* **THE REQUEST**
Can you transcribe every entry word for word, skipping the images?
= = =
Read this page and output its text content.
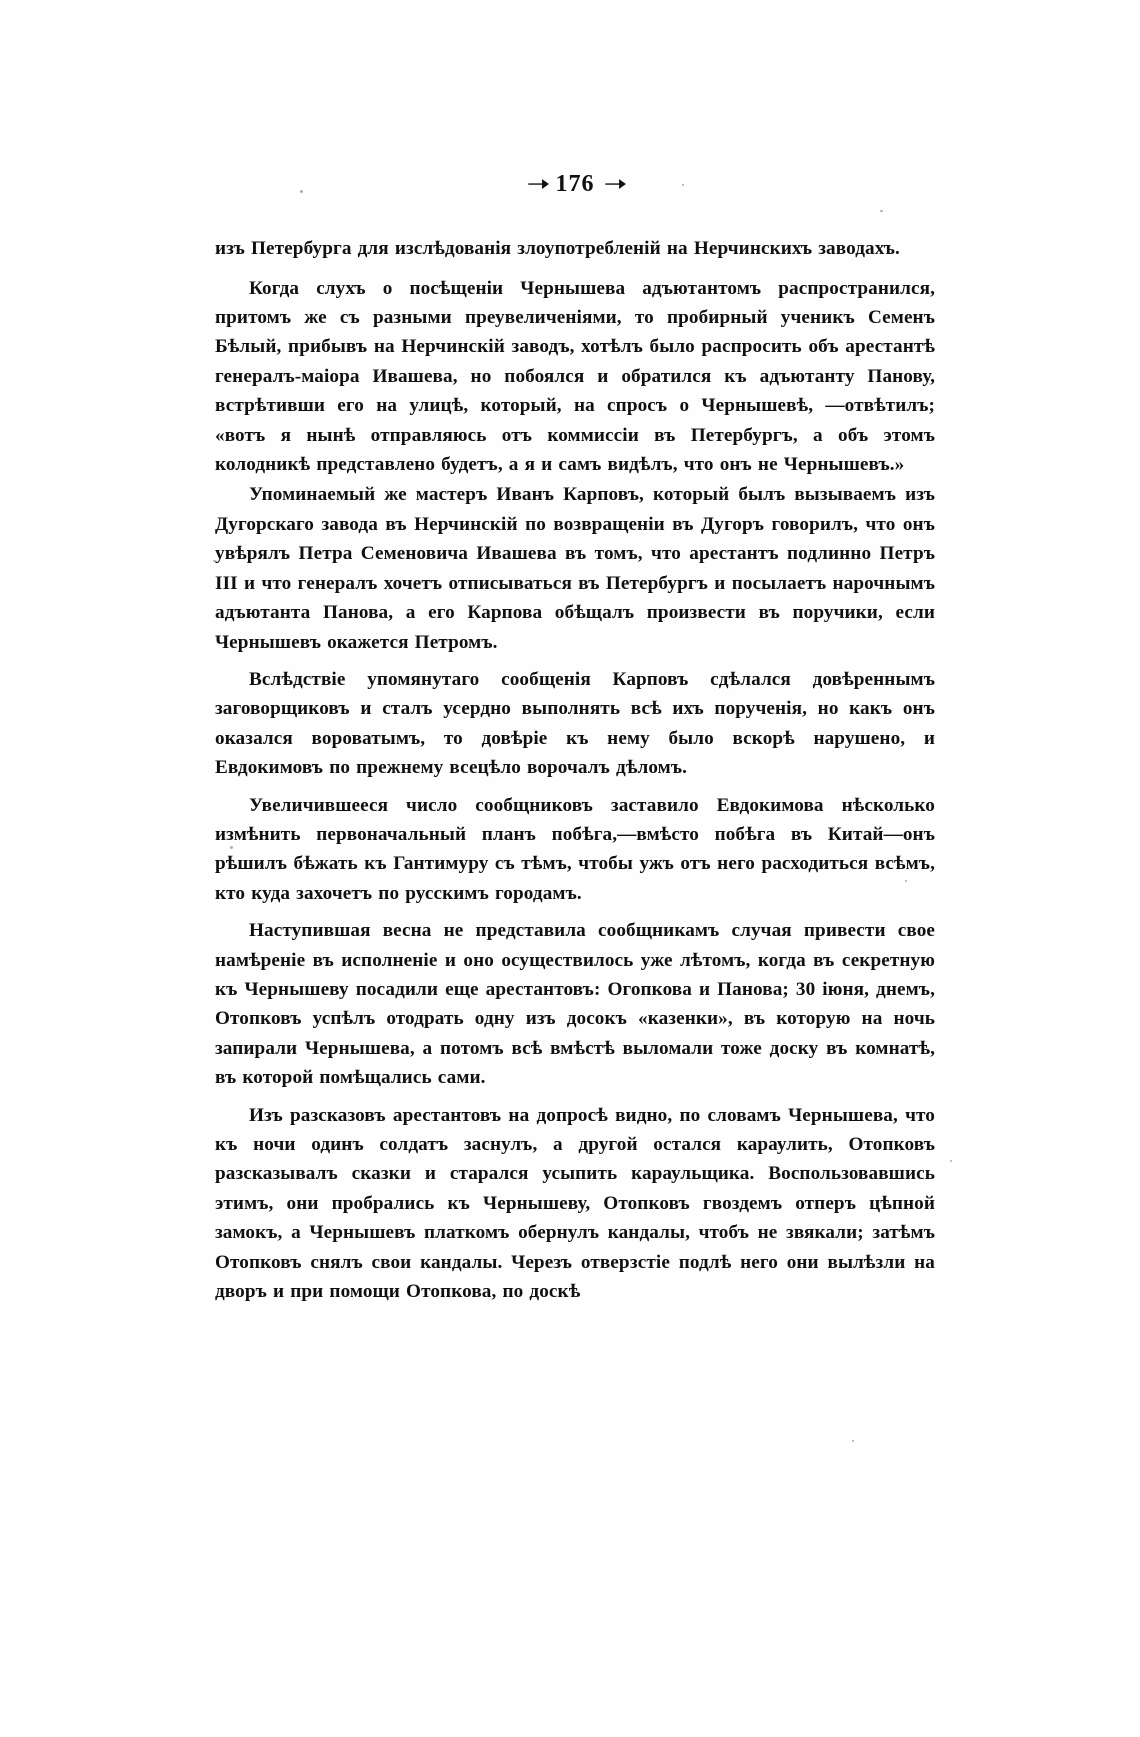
➝ 176 ➝

изъ Петербурга для изслѣдованія злоупотребленій на Нерчинскихъ заводахъ.

Когда слухъ о посѣщеніи Чернышева адъютантомъ распространился, притомъ же съ разными преувеличеніями, то пробирный ученикъ Семенъ Бѣлый, прибывъ на Нерчинскій заводъ, хотѣлъ было распросить объ арестантѣ генералъ-маіора Ивашева, но побоялся и обратился къ адъютанту Панову, встрѣтивши его на улицѣ, который, на спросъ о Чернышевѣ, —отвѣтилъ; «вотъ я нынѣ отправляюсь отъ коммиссіи въ Петербургъ, а объ этомъ колодникѣ представлено будетъ, а я и самъ видѣлъ, что онъ не Чернышевъ.»

Упоминаемый же мастеръ Иванъ Карповъ, который былъ вызываемъ изъ Дугорскаго завода въ Нерчинскій по возвращеніи въ Дугоръ говорилъ, что онъ увѣрялъ Петра Семеновича Ивашева въ томъ, что арестантъ подлинно Петръ III и что генералъ хочетъ отписываться въ Петербургъ и посылаетъ нарочнымъ адъютанта Панова, а его Карпова обѣщалъ произвести въ поручики, если Чернышевъ окажется Петромъ.

Вслѣдствіе упомянутаго сообщенія Карповъ сдѣлался довѣреннымъ заговорщиковъ и сталъ усердно выполнять всѣ ихъ порученія, но какъ онъ оказался вороватымъ, то довѣріе къ нему было вскорѣ нарушено, и Евдокимовъ по прежнему всецѣло ворочалъ дѣломъ.

Увеличившееся число сообщниковъ заставило Евдокимова нѣсколько измѣнить первоначальный планъ побѣга,—вмѣсто побѣга въ Китай—онъ рѣшилъ бѣжать къ Гантимуру съ тѣмъ, чтобы ужъ отъ него расходиться всѣмъ, кто куда захочетъ по русскимъ городамъ.

Наступившая весна не представила сообщникамъ случая привести свое намѣреніе въ исполненіе и оно осуществилось уже лѣтомъ, когда въ секретную къ Чернышеву посадили еще арестантовъ: Огопкова и Панова; 30 іюня, днемъ, Отопковъ успѣлъ отодрать одну изъ досокъ «казенки», въ которую на ночь запирали Чернышева, а потомъ всѣ вмѣстѣ выломали тоже доску въ комнатѣ, въ которой помѣщались сами.

Изъ разсказовъ арестантовъ на допросѣ видно, по словамъ Чернышева, что къ ночи одинъ солдатъ заснулъ, а другой остался караулить, Отопковъ разсказывалъ сказки и старался усыпить караульщика. Воспользовавшись этимъ, они пробрались къ Чернышеву, Отопковъ гвоздемъ отперъ цѣпной замокъ, а Чернышевъ платкомъ обернулъ кандалы, чтобъ не звякали; затѣмъ Отопковъ снялъ свои кандалы. Черезъ отверзстіе подлѣ него они вылѣзли на дворъ и при помощи Отопкова, по доскѣ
= = =
* **PROBLEM SOLUTION**
Read this page and output its text content.
➝ 176 ➝

изъ Петербурга для изслѣдованія злоупотребленій на Нерчинскихъ заводахъ.

Когда слухъ о посѣщеніи Чернышева адъютантомъ распространился, притомъ же съ разными преувеличеніями, то пробирный ученикъ Семенъ Бѣлый, прибывъ на Нерчинскій заводъ, хотѣлъ было распросить объ арестантѣ генералъ-маіора Ивашева, но побоялся и обратился къ адъютанту Панову, встрѣтивши его на улицѣ, который, на спросъ о Чернышевѣ, —отвѣтилъ; «вотъ я нынѣ отправляюсь отъ коммиссіи въ Петербургъ, а объ этомъ колодникѣ представлено будетъ, а я и самъ видѣлъ, что онъ не Чернышевъ.»

Упоминаемый же мастеръ Иванъ Карповъ, который былъ вызываемъ изъ Дугорскаго завода въ Нерчинскій по возвращеніи въ Дугоръ говорилъ, что онъ увѣрялъ Петра Семеновича Ивашева въ томъ, что арестантъ подлинно Петръ III и что генералъ хочетъ отписываться въ Петербургъ и посылаетъ нарочнымъ адъютанта Панова, а его Карпова обѣщалъ произвести въ поручики, если Чернышевъ окажется Петромъ.

Вслѣдствіе упомянутаго сообщенія Карповъ сдѣлался довѣреннымъ заговорщиковъ и сталъ усердно выполнять всѣ ихъ порученія, но какъ онъ оказался вороватымъ, то довѣріе къ нему было вскорѣ нарушено, и Евдокимовъ по прежнему всецѣло ворочалъ дѣломъ.

Увеличившееся число сообщниковъ заставило Евдокимова нѣсколько измѣнить первоначальный планъ побѣга,—вмѣсто побѣга въ Китай—онъ рѣшилъ бѣжать къ Гантимуру съ тѣмъ, чтобы ужъ отъ него расходиться всѣмъ, кто куда захочетъ по русскимъ городамъ.

Наступившая весна не представила сообщникамъ случая привести свое намѣреніе въ исполненіе и оно осуществилось уже лѣтомъ, когда въ секретную къ Чернышеву посадили еще арестантовъ: Огопкова и Панова; 30 іюня, днемъ, Отопковъ успѣлъ отодрать одну изъ досокъ «казенки», въ которую на ночь запирали Чернышева, а потомъ всѣ вмѣстѣ выломали тоже доску въ комнатѣ, въ которой помѣщались сами.

Изъ разсказовъ арестантовъ на допросѣ видно, по словамъ Чернышева, что къ ночи одинъ солдатъ заснулъ, а другой остался караулить, Отопковъ разсказывалъ сказки и старался усыпить караульщика. Воспользовавшись этимъ, они пробрались къ Чернышеву, Отопковъ гвоздемъ отперъ цѣпной замокъ, а Чернышевъ платкомъ обернулъ кандалы, чтобъ не звякали; затѣмъ Отопковъ снялъ свои кандалы. Черезъ отверзстіе подлѣ него они вылѣзли на дворъ и при помощи Отопкова, по доскѣ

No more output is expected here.